Directions.
The listing below must be repeated word for word, with its images excluded.

⟨

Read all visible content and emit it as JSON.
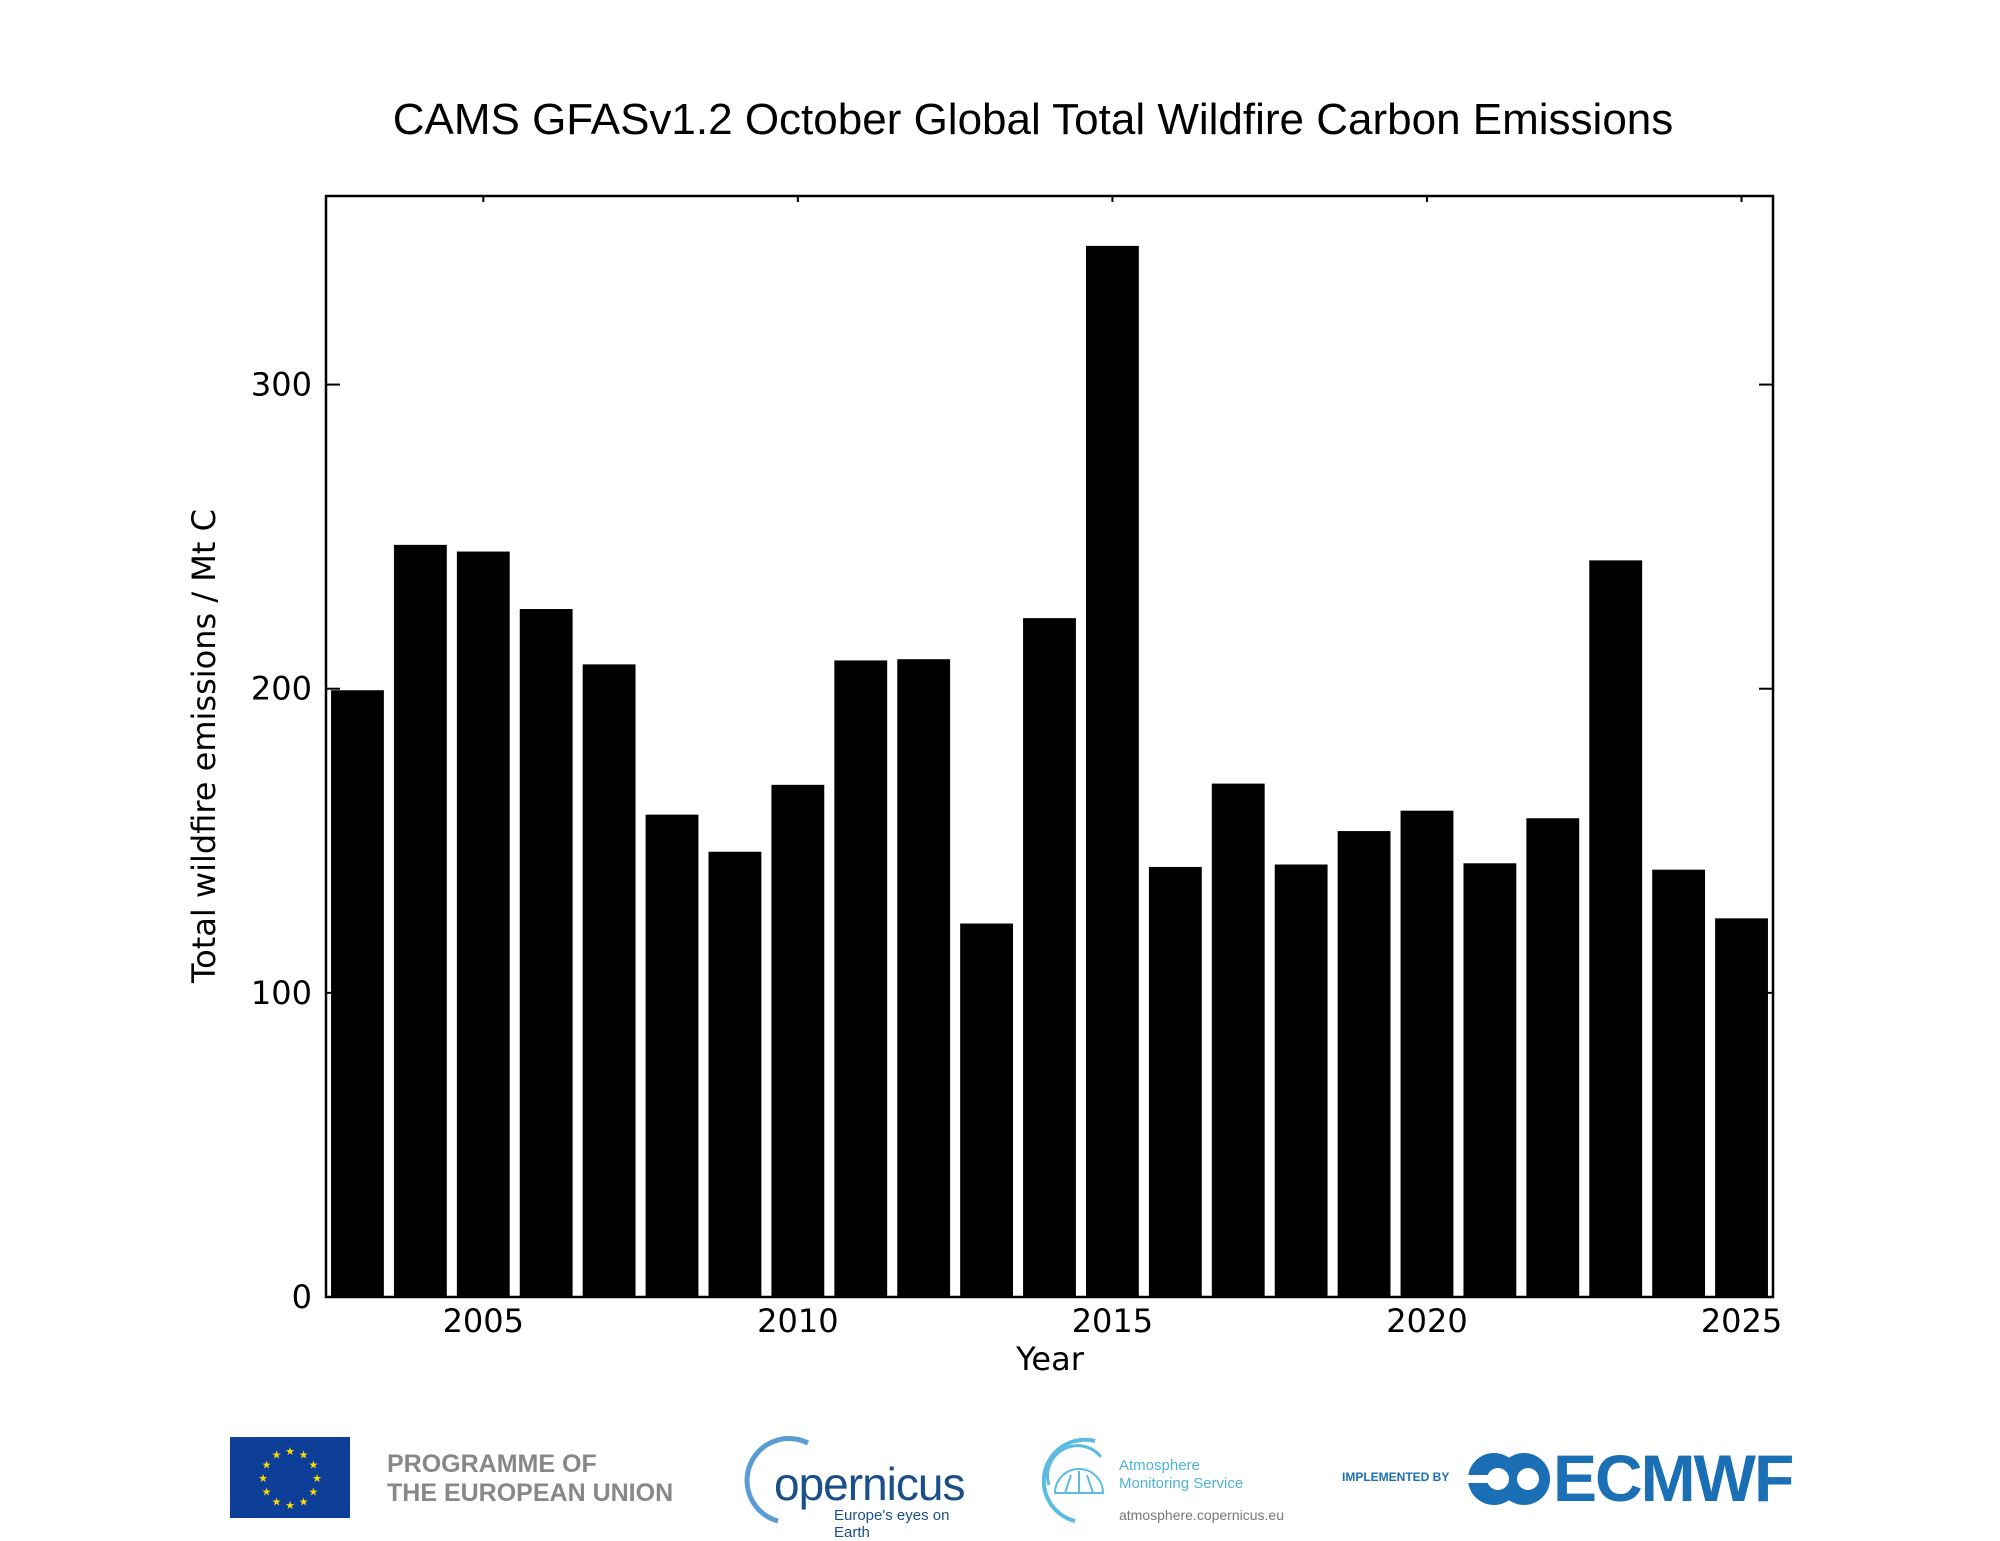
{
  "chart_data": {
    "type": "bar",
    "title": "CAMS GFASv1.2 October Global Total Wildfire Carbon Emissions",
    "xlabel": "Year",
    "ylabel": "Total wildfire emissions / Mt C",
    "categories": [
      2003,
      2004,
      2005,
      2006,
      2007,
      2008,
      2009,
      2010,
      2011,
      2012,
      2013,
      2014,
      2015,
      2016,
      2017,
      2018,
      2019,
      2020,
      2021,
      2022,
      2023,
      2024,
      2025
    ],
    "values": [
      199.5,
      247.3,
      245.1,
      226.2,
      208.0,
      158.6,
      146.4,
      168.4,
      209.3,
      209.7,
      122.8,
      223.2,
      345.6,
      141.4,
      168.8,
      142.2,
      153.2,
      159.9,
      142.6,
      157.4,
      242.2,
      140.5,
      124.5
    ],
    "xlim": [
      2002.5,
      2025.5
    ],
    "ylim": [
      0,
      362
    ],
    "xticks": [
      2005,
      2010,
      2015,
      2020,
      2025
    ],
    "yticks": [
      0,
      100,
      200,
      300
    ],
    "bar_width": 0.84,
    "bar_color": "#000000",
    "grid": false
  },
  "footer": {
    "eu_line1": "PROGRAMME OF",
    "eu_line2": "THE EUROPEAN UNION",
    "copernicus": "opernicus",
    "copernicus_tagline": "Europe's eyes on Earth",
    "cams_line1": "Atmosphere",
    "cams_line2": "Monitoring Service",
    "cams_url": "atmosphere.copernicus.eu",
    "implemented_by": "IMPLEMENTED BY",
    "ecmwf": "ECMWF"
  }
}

⟩

Completed task.
Read all visible content and emit it as JSON.
{
  "chart_data": {
    "type": "bar",
    "title": "CAMS GFASv1.2 October Global Total Wildfire Carbon Emissions",
    "xlabel": "Year",
    "ylabel": "Total wildfire emissions / Mt C",
    "categories": [
      2003,
      2004,
      2005,
      2006,
      2007,
      2008,
      2009,
      2010,
      2011,
      2012,
      2013,
      2014,
      2015,
      2016,
      2017,
      2018,
      2019,
      2020,
      2021,
      2022,
      2023,
      2024,
      2025
    ],
    "values": [
      199.5,
      247.3,
      245.1,
      226.2,
      208.0,
      158.6,
      146.4,
      168.4,
      209.3,
      209.7,
      122.8,
      223.2,
      345.6,
      141.4,
      168.8,
      142.2,
      153.2,
      159.9,
      142.6,
      157.4,
      242.2,
      140.5,
      124.5
    ],
    "xlim": [
      2002.5,
      2025.5
    ],
    "ylim": [
      0,
      362
    ],
    "xticks": [
      2005,
      2010,
      2015,
      2020,
      2025
    ],
    "yticks": [
      0,
      100,
      200,
      300
    ],
    "bar_width": 0.84,
    "bar_color": "#000000",
    "grid": false
  },
  "footer": {
    "eu_line1": "PROGRAMME OF",
    "eu_line2": "THE EUROPEAN UNION",
    "copernicus": "opernicus",
    "copernicus_tagline": "Europe's eyes on Earth",
    "cams_line1": "Atmosphere",
    "cams_line2": "Monitoring Service",
    "cams_url": "atmosphere.copernicus.eu",
    "implemented_by": "IMPLEMENTED BY",
    "ecmwf": "ECMWF"
  }
}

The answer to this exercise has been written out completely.